PROVIDED DATA:
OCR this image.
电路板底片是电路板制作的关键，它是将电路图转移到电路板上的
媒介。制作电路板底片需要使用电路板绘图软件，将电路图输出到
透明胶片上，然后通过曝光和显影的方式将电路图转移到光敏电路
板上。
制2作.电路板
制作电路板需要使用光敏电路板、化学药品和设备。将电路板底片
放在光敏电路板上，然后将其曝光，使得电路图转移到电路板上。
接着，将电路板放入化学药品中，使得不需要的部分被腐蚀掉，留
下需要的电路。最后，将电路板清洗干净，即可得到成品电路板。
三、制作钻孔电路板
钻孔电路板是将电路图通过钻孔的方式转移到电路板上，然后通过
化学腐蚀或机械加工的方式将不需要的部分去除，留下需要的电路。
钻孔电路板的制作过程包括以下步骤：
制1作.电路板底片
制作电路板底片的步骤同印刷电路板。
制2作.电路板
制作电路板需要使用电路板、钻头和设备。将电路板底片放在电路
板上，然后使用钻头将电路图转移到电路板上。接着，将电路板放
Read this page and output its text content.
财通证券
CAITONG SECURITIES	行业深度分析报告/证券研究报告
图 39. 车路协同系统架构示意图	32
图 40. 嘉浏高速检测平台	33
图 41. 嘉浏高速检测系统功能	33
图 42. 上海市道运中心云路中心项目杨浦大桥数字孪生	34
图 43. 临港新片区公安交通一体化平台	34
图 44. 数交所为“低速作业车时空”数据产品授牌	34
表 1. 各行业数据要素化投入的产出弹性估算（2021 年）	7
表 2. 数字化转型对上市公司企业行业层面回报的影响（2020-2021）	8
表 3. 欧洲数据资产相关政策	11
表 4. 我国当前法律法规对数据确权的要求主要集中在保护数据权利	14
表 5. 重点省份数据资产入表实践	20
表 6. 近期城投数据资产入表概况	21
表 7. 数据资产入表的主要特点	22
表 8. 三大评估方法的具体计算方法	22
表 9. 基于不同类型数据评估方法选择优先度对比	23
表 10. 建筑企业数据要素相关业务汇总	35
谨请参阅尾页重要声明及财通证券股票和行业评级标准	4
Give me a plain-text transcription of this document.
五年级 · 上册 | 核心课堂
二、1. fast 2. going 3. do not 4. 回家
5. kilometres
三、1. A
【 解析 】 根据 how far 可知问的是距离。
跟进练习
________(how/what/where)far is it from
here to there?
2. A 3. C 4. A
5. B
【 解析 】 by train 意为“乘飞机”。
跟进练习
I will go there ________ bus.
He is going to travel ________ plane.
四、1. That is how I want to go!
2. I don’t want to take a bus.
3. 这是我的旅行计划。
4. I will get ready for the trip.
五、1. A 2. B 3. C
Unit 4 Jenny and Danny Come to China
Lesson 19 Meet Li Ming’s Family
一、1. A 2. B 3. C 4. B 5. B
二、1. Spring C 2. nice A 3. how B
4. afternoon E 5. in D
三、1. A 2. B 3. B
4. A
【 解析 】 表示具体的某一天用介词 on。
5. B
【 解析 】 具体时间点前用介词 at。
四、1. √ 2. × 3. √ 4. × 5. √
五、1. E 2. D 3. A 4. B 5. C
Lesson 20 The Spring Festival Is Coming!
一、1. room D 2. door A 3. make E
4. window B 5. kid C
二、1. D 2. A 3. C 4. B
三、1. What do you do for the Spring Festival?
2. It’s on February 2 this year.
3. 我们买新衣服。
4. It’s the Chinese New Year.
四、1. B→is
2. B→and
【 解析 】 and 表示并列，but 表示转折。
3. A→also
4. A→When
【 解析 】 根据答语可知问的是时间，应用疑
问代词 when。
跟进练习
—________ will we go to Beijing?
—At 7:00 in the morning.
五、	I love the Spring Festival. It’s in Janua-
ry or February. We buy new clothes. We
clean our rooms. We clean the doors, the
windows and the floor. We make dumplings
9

EXERCISE INSTRUCTIONS:
Pull out each line of the entries that contains "text".

SOLUTION TO THIS EXERCISE:
Read this page and output its text content.
Give me a plain-text transcription of this document.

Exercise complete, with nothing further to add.